__Dataset content__.
'''
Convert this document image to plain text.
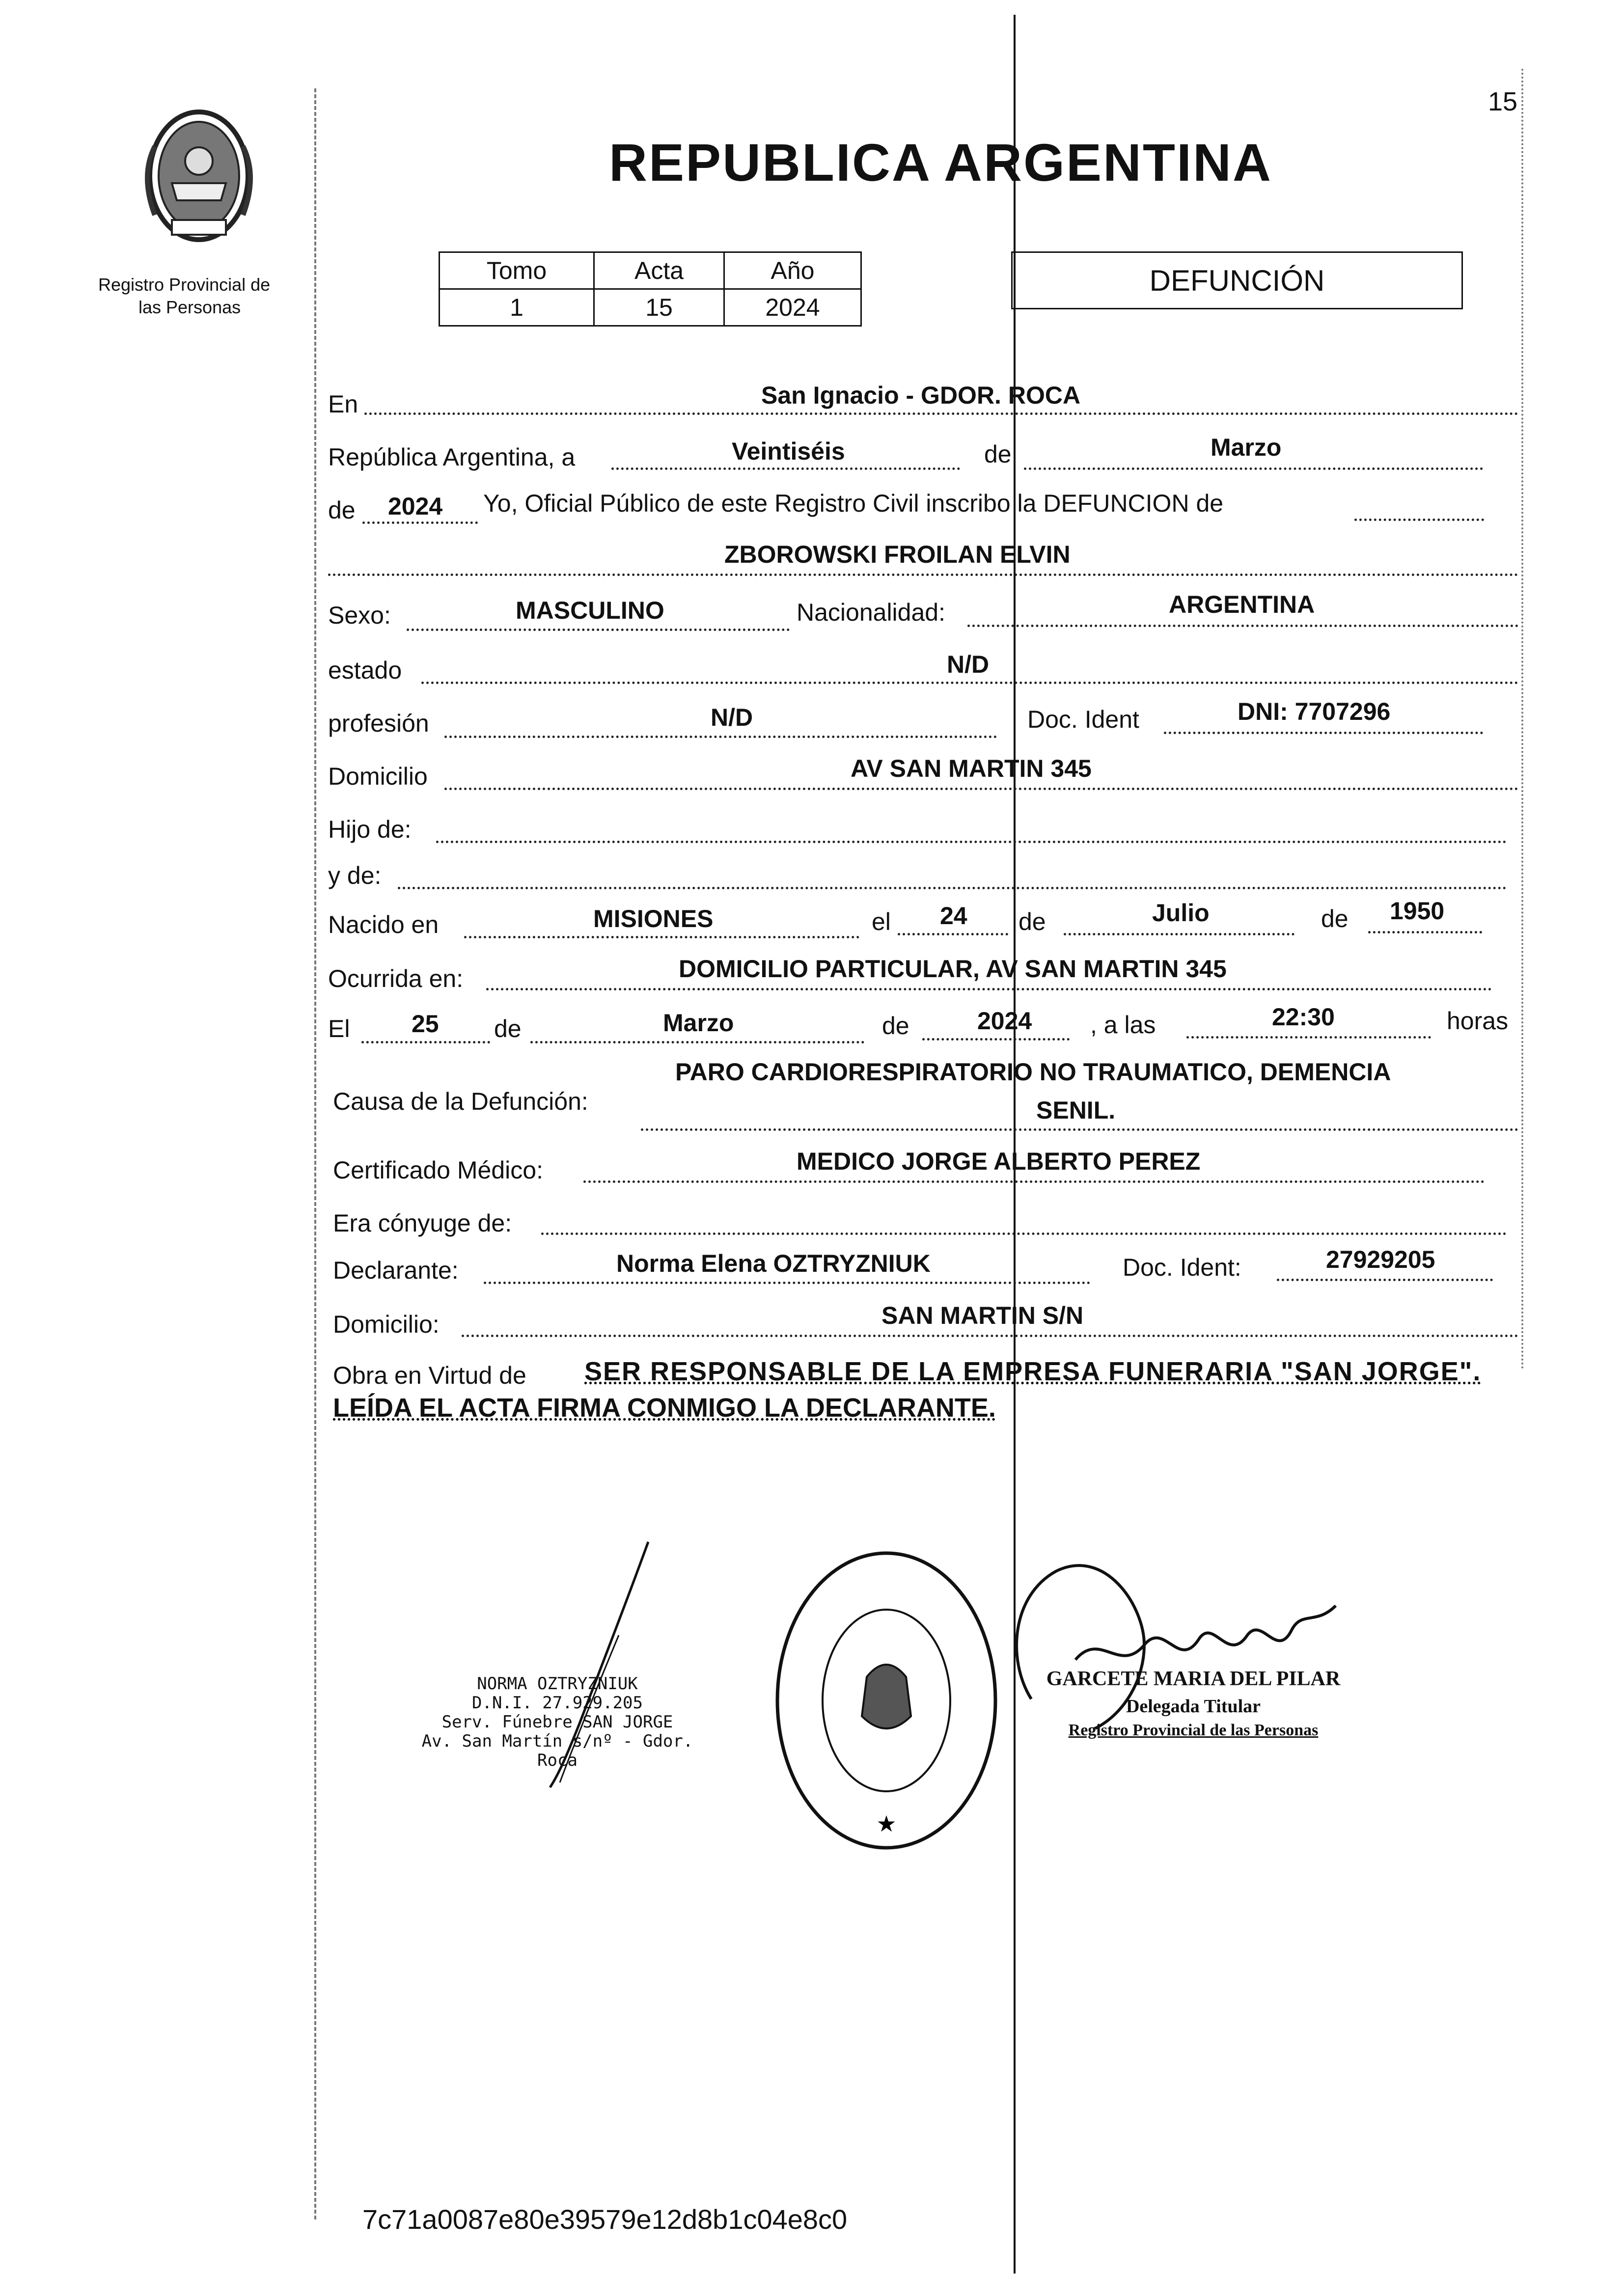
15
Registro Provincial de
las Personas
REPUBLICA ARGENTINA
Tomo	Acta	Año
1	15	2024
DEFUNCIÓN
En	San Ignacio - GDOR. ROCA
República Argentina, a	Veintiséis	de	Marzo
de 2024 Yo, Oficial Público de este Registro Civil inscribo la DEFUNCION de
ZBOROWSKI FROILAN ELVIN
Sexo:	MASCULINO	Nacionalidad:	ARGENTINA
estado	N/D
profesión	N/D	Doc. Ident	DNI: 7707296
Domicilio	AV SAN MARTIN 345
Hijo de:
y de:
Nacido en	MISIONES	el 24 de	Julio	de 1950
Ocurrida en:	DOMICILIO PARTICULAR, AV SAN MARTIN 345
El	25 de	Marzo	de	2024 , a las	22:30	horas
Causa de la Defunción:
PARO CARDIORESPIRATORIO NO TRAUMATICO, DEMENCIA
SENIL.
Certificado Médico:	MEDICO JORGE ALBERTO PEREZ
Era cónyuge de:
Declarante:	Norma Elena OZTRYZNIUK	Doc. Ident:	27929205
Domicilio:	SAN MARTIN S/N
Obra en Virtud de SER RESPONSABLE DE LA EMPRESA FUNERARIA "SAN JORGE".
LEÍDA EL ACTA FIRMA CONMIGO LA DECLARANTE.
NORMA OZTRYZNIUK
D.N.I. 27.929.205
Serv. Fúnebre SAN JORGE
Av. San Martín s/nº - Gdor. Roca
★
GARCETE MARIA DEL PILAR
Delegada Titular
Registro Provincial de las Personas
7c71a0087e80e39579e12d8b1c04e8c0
'''
'''
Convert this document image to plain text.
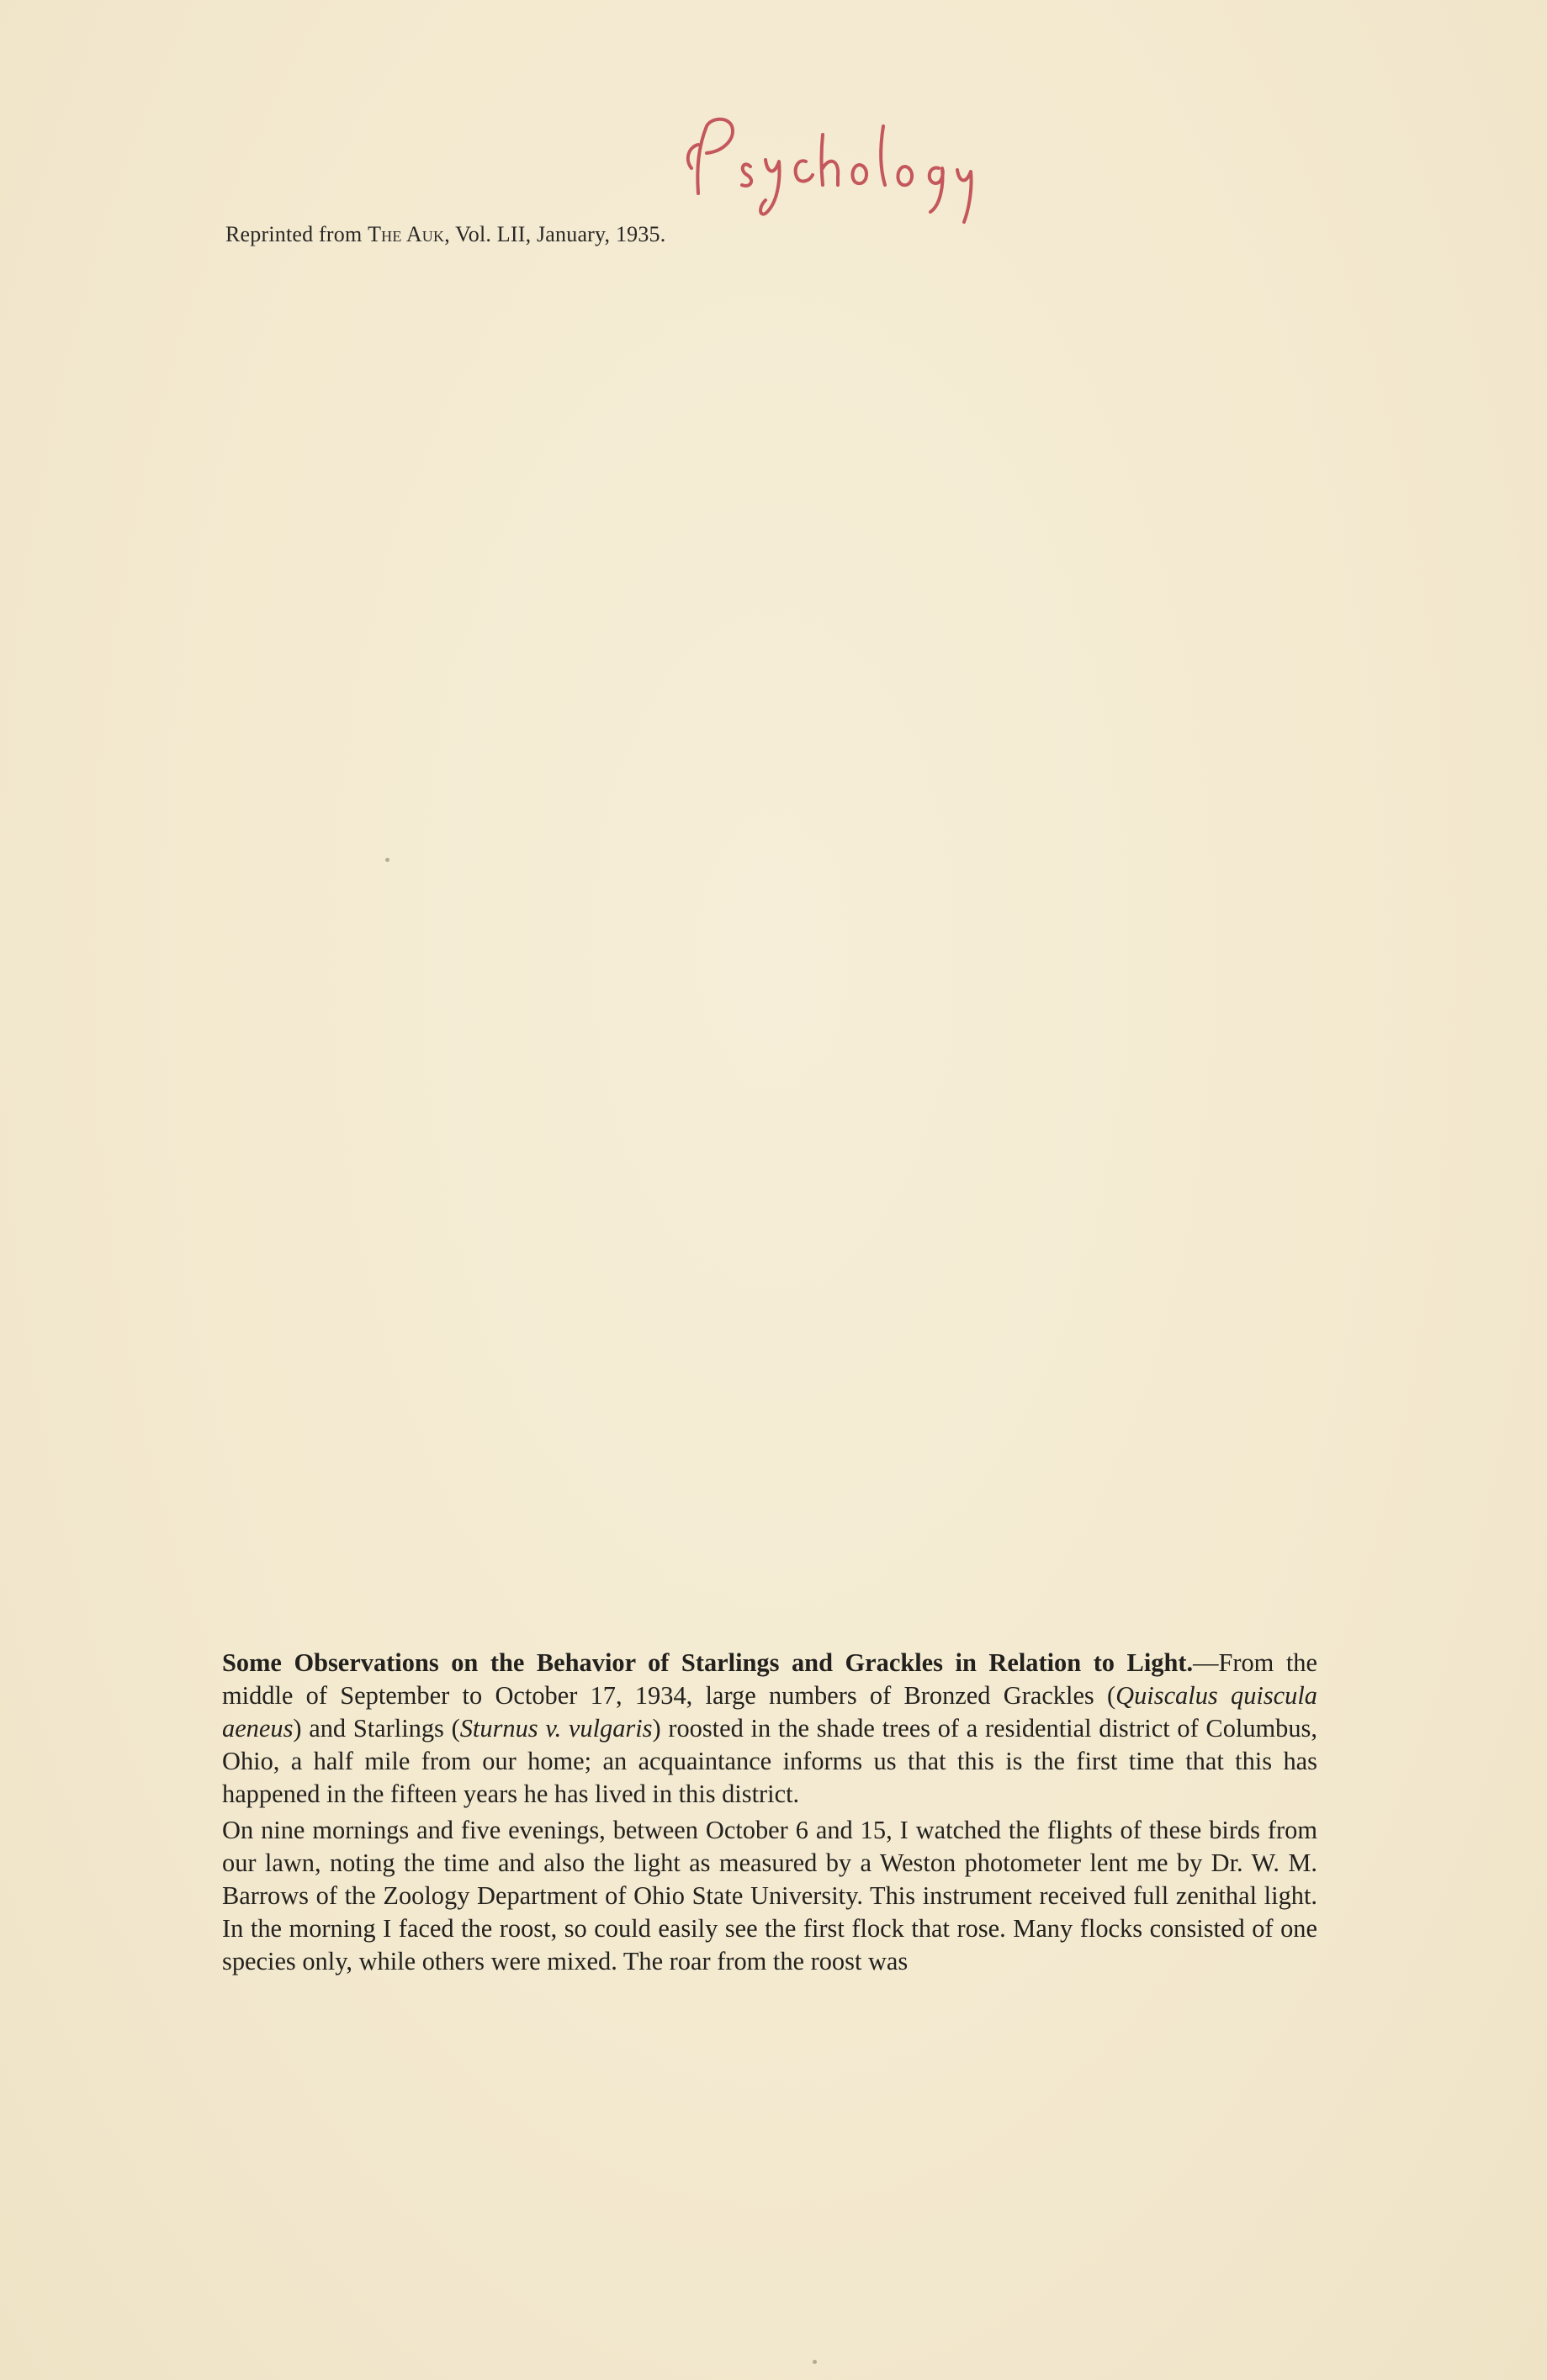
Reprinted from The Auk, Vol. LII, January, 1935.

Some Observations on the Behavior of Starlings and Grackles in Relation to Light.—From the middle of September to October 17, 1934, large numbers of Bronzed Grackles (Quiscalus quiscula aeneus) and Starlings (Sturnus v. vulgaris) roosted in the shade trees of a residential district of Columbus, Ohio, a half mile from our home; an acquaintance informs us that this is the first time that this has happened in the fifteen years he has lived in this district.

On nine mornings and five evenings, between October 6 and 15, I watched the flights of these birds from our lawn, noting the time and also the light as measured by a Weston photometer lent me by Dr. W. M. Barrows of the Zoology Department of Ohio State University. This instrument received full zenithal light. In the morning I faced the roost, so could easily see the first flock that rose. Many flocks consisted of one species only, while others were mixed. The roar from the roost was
'''
'''
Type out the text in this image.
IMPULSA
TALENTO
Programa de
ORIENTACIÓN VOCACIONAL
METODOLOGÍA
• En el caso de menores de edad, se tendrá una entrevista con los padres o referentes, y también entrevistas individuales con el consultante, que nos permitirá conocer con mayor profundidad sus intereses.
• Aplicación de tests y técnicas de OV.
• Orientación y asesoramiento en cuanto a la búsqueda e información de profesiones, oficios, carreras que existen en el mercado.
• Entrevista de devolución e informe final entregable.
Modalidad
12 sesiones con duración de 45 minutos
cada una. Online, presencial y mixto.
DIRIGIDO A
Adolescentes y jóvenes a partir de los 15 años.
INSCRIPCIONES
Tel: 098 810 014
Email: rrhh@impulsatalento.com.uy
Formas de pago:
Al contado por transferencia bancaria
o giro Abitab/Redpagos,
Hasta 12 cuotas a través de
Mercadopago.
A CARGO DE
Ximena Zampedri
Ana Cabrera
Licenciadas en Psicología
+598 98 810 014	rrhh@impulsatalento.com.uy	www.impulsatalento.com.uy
'''
__Written exercise__. Go through the records and show every line with the string "MARTIN" in it.

__Full output__.
Domicilio	AV SAN MARTIN 345
Ocurrida en:	DOMICILIO PARTICULAR, AV SAN MARTIN 345
Domicilio:	SAN MARTIN S/N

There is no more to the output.